▶ _Задание 1_
Перечислите все обвинения, которые, согласно исходному тексту, предъявлялись ЦК РКП(б) в «Заявлении 22-х».
▶ _Задание 2_
Выведите фрагмент исходного текста, начиная со слов «Александра Михайловна собрала» и заканчивая словами «генеральной линии партии.» включительно.

▶ _Исходный текст_
# # # # # # #
Тем временем на Александру обрушилась новая беда, о чем она поведала дневнику: "Новое горе <…> камнем придавило плечи: поход на женотделы. Организованный и решительный.
Где корень? В чем? Суть ли в том, что хотят дискредитировать меня, или же это узость, доктринерство и тот формальный подход к вещам, который мертвит нашу работу?"
Павел писал из Одессы: "Шура, милая, ты ничего не пишет, от тебя ни звука, я окончательно потерял голову. Что это значит? Я боюсь, что ты лежиш больная и снова от меня скрывает. <…> Разве я могу спокойно работать, когда около меня не витает твой, ИМЕННО ТВОЙ, любящий дух? Шура, Шура, что ты делаеш со мной? Неужели ты не знаеш своего Павла? <…> Ты безжалостно его бросает. Шура, милый Голуб, когда же ты поймет меня, скажи, я жажду твоих слов, Тебя, и я тоскую невероятно. <…> Хочется бежат, бежат, что-то бурное совершит, сломат себе голову и на время хотя бы успокоит себя. <…> Жажду Тебя. Твой Павел".
18-летняя Валя Стафилевская вместе с родителями пыталась бежать из Крыма от красных, но не преуспела в этом. Один из красных командиров сделал ее своей наложницей, а затем привез ее в Одессу, где легко уступил вышестоящему начальнику — Дыбенко. Об этом романе Коллонтай узнала не сразу, но все-таки узнала.
Александра Михайловна собрала подписи и лично передала в секретариат Коминтерна официальное заявление, известное как "Заявление 22-х". ЦК РКП(б) обвинялся в подавлении демократии и провокациях, зажиме рабочей демократии, репрессиях против инакомыслящих. Право обжаловать действия своей партии в Коминтерн его исполком подтвердил, но "Заявление 22-х" счел "подрывом авторитета РКП (б)" и передал его для рассмотрения руководству этой партии с вполне предсказуемым исходом. Проверку жалобы осуществляла комиссия во главе с Дзержинским. По ее рекомендации XI партсъезд признал "Заявление 22-х" клеветническим. Ленин потребовал исключить авторов заявления из партии, но съезд ограничился предупреждением Шляпникову, Медведеву и Коллонтай о том, что их ждет исключение, если они не прекратят борьбу против генеральной линии партии.
# # # # # # #
▶ _Прилагаемый материал_
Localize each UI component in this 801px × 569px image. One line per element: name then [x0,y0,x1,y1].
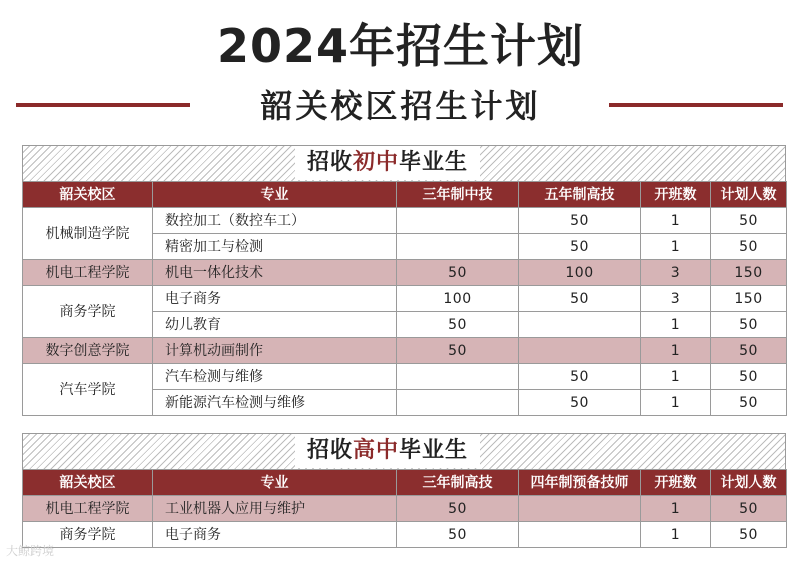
# # # # # # #
▶ _Решение 1_
- подавление демократии
- провокации
- зажим рабочей демократии
- репрессии против инакомыслящих

▶ _Решение 2_
Александра Михайловна собрала подписи и лично передала в секретариат Коминтерна официальное заявление, известное как "Заявление 22-х". ЦК РКП(б) обвинялся в подавлении демократии и провокациях, зажиме рабочей демократии, репрессиях против инакомыслящих. Право обжаловать действия своей партии в Коминтерн его исполком подтвердил, но "Заявление 22-х" счел "подрывом авторитета РКП (б)" и передал его для рассмотрения руководству этой партии с вполне предсказуемым исходом. Проверку жалобы осуществляла комиссия во главе с Дзержинским. По ее рекомендации XI партсъезд признал "Заявление 22-х" клеветническим. Ленин потребовал исключить авторов заявления из партии, но съезд ограничился предупреждением Шляпникову, Медведеву и Коллонтай о том, что их ждет исключение, если они не прекратят борьбу против генеральной линии партии.